=== WORK INSTRUCTIONS ===
Note each line where "replicas" appears, and copy it.

(Saved data entries)
>> BEGIN

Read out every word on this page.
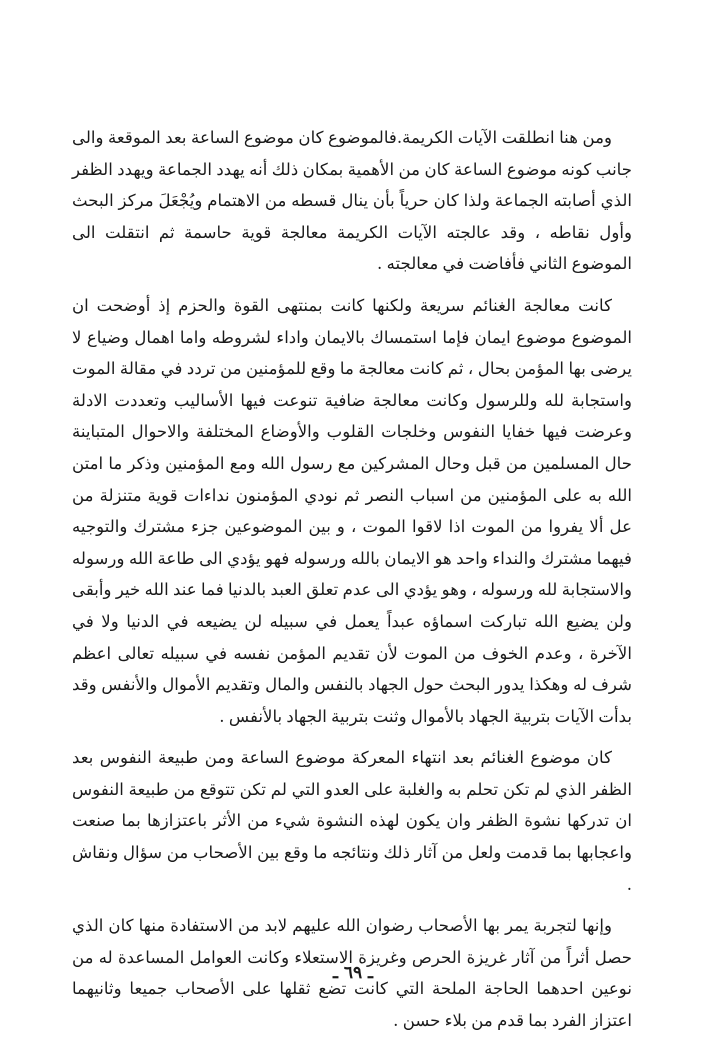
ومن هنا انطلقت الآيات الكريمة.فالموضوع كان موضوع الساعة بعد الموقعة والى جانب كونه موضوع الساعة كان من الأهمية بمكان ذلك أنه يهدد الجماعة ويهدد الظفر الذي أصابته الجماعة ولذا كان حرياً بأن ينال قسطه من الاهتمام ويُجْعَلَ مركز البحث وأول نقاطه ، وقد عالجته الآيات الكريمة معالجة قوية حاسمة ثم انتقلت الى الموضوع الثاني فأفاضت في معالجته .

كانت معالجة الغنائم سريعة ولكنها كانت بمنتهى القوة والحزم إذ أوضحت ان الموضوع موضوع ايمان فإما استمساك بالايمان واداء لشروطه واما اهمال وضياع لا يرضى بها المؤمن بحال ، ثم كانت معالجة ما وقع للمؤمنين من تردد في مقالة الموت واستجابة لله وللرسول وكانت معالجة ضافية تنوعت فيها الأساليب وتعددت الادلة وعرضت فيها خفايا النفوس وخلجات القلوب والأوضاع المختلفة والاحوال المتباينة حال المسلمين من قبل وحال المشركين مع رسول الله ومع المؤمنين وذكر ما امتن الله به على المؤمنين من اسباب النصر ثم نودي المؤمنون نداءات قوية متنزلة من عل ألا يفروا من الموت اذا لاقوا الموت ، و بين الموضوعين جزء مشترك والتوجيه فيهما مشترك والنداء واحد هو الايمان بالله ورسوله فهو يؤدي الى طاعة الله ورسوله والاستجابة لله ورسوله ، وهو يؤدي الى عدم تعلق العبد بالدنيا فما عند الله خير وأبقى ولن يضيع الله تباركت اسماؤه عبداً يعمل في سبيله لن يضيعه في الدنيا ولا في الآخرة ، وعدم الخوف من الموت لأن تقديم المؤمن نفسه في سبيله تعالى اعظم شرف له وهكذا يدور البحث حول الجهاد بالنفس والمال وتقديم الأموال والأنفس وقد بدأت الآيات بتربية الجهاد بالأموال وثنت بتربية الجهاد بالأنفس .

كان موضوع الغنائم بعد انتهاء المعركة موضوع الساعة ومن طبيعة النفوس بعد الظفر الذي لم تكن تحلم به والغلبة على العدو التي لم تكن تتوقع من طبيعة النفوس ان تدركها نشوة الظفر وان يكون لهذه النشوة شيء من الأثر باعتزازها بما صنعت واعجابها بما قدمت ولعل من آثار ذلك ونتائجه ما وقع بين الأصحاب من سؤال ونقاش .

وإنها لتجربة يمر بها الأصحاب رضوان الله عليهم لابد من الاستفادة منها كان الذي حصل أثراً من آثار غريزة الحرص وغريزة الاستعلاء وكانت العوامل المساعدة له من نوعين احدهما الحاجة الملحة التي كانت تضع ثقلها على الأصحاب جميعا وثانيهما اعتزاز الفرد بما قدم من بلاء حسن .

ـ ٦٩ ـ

>> END
>> BEGIN

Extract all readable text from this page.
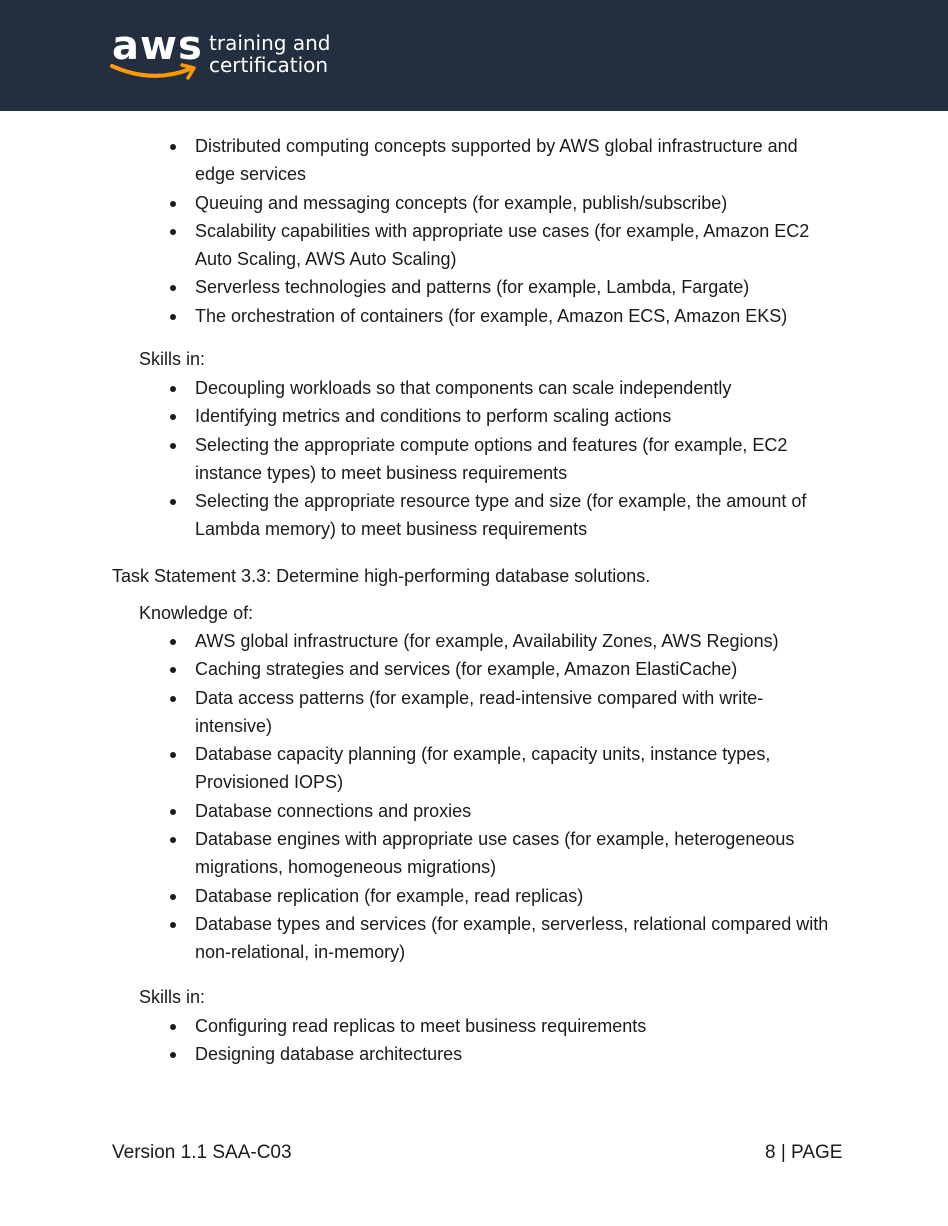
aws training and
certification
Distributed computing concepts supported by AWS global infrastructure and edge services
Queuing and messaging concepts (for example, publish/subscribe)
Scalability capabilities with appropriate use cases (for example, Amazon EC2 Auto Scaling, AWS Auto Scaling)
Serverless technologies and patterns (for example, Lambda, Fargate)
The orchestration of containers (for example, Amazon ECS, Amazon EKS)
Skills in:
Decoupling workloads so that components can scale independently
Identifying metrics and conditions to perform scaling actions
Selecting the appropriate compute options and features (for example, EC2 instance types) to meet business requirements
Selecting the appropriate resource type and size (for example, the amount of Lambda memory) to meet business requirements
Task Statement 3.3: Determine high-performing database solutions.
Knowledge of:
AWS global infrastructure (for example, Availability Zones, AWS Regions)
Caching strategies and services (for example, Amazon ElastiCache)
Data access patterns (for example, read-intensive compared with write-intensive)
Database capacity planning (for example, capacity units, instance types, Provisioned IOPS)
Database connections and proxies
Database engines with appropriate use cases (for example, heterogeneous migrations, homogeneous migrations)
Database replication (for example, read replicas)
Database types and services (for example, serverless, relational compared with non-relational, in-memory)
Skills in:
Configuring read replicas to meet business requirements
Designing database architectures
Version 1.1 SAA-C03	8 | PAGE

>> END

=== SOLUTION BELOW ===
Database replication (for example, read replicas)
Configuring read replicas to meet business requirements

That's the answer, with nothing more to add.